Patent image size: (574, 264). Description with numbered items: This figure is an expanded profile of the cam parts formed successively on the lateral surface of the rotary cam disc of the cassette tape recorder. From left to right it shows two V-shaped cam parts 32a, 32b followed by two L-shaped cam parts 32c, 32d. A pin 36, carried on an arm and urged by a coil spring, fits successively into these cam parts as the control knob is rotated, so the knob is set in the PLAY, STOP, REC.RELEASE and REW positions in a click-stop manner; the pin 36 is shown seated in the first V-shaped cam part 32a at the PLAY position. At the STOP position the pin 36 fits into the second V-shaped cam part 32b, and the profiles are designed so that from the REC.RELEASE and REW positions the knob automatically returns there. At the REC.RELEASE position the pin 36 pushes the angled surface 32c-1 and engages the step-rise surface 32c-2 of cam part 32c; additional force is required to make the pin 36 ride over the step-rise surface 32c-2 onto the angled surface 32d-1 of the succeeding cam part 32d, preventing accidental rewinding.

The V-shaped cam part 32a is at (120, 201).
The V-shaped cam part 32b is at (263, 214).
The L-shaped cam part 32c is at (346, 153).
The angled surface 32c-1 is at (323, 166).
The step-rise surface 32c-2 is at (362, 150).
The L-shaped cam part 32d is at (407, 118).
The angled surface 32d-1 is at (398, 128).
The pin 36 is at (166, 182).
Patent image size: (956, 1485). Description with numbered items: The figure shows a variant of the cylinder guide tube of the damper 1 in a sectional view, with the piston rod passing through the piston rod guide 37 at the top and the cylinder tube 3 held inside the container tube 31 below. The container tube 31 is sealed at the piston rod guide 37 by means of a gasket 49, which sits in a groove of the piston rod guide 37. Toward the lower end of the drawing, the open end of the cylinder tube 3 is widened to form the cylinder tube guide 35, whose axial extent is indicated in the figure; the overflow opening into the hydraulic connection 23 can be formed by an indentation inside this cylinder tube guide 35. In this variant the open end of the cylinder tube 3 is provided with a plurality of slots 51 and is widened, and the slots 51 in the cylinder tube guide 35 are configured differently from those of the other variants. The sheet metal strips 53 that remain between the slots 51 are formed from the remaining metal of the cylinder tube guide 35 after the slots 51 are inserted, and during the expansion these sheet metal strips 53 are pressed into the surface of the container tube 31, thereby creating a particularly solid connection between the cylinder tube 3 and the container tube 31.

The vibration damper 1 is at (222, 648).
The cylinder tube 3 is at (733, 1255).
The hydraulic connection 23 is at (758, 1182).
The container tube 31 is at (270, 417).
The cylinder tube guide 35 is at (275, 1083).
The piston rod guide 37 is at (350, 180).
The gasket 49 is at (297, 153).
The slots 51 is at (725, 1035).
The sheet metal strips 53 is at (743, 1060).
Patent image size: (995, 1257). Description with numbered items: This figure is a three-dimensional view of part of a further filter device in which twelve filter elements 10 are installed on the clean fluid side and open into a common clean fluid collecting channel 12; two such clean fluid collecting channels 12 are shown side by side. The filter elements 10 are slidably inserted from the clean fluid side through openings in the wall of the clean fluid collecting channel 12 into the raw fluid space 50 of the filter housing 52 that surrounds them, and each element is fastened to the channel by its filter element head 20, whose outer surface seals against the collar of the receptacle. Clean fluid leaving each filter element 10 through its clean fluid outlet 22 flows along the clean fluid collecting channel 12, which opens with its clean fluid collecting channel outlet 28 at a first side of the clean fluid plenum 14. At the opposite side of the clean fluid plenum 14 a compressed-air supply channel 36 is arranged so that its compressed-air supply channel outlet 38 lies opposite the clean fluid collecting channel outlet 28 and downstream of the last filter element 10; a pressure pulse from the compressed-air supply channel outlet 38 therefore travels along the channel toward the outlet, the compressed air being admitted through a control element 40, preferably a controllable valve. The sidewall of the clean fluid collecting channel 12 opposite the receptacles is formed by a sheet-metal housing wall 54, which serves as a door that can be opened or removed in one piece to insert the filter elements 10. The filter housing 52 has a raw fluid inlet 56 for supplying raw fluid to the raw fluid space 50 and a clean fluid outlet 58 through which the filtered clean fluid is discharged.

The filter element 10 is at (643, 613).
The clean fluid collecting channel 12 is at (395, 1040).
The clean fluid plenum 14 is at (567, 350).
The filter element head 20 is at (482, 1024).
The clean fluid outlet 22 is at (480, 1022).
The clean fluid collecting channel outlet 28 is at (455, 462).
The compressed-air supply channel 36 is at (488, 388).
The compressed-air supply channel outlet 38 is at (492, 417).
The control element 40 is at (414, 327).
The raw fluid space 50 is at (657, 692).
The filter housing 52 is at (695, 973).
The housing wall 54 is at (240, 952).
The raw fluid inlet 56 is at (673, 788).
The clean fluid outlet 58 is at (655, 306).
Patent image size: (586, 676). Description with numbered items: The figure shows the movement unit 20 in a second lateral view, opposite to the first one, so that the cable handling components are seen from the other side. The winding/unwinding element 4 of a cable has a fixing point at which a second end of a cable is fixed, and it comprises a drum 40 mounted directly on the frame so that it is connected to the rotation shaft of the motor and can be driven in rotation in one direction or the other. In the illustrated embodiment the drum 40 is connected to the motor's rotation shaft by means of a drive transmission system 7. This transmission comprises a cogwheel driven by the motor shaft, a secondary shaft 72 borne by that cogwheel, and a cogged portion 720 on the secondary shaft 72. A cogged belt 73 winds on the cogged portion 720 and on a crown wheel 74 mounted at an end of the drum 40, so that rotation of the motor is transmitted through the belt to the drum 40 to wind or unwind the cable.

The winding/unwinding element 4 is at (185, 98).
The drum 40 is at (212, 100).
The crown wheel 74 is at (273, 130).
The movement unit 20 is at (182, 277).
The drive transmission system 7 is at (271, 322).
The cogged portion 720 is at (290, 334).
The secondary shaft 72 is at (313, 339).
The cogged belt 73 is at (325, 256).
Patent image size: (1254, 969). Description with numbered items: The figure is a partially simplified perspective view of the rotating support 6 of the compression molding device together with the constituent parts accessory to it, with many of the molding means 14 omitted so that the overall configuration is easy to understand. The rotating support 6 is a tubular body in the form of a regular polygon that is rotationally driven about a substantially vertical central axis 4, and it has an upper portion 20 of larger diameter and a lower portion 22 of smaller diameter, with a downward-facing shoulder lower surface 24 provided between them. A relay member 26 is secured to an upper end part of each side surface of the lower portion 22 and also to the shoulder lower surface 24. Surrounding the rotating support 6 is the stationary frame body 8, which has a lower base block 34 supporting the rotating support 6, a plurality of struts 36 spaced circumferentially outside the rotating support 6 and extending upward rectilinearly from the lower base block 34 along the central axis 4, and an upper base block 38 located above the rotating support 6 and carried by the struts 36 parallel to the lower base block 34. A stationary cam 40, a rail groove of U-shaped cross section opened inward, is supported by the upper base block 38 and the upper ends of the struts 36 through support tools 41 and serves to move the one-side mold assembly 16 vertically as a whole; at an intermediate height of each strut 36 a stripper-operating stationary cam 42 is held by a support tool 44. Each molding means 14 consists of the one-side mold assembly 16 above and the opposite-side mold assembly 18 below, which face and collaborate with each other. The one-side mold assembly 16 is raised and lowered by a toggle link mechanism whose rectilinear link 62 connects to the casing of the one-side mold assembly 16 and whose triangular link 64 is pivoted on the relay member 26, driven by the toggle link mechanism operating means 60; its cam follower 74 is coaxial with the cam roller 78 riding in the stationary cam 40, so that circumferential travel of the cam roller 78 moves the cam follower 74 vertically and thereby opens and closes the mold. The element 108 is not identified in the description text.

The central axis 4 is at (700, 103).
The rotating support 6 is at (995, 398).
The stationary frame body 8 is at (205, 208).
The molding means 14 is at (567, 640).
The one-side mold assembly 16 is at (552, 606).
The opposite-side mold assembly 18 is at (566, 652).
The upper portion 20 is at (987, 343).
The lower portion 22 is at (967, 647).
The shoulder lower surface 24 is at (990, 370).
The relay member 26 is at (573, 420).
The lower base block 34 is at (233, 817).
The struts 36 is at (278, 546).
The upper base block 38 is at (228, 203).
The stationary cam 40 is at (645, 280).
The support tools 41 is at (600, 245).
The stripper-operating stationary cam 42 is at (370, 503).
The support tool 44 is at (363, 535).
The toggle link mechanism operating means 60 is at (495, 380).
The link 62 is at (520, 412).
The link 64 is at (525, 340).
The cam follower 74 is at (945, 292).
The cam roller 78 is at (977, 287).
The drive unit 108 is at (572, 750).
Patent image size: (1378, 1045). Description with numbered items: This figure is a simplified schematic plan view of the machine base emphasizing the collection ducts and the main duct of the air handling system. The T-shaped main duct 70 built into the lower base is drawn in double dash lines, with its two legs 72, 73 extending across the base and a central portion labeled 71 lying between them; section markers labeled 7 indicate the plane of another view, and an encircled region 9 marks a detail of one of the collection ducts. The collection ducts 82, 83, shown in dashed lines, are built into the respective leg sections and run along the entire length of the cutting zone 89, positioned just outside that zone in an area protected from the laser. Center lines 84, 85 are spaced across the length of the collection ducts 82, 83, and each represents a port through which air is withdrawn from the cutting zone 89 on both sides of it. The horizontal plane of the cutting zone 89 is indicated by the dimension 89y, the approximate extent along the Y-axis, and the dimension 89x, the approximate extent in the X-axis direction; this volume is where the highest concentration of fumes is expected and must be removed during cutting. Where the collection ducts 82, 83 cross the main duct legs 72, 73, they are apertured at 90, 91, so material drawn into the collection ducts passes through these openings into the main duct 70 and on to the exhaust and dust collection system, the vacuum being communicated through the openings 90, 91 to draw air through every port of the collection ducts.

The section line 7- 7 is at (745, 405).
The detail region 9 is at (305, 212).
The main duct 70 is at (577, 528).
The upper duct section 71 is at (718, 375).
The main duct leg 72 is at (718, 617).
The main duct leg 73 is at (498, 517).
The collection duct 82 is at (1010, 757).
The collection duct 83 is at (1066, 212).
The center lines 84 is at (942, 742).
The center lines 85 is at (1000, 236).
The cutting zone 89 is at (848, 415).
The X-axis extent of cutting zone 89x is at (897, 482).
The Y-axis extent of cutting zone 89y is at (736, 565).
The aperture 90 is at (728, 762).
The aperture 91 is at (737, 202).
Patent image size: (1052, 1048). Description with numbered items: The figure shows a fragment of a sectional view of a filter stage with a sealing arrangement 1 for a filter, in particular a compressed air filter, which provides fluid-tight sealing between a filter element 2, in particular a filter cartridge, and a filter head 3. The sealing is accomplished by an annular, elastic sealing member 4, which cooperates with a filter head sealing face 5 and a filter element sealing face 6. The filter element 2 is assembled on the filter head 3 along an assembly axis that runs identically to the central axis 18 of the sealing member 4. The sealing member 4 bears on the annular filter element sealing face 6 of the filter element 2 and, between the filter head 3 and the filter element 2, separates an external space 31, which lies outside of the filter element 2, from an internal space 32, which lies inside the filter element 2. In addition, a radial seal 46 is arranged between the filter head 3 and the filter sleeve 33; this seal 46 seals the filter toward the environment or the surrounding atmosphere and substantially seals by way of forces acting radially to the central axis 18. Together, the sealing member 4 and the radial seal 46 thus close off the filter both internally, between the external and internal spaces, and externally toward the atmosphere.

┄┄┄┄┄┄

What to do: Reproduce the portion of the records that opens with the line containing "Patent image size: (586, 676)." and closes with the line containing "The movement unit 20 is at (182, 277).", substituting "side" for "lateral" and leaving everything else unchanged.

Written reply:
Patent image size: (586, 676). Description with numbered items: The figure shows the movement unit 20 in a second side view, opposite to the first one, so that the cable handling components are seen from the other side. The winding/unwinding element 4 of a cable has a fixing point at which a second end of a cable is fixed, and it comprises a drum 40 mounted directly on the frame so that it is connected to the rotation shaft of the motor and can be driven in rotation in one direction or the other. In the illustrated embodiment the drum 40 is connected to the motor's rotation shaft by means of a drive transmission system 7. This transmission comprises a cogwheel driven by the motor shaft, a secondary shaft 72 borne by that cogwheel, and a cogged portion 720 on the secondary shaft 72. A cogged belt 73 winds on the cogged portion 720 and on a crown wheel 74 mounted at an end of the drum 40, so that rotation of the motor is transmitted through the belt to the drum 40 to wind or unwind the cable.

The winding/unwinding element 4 is at (185, 98).
The drum 40 is at (212, 100).
The crown wheel 74 is at (273, 130).
The movement unit 20 is at (182, 277).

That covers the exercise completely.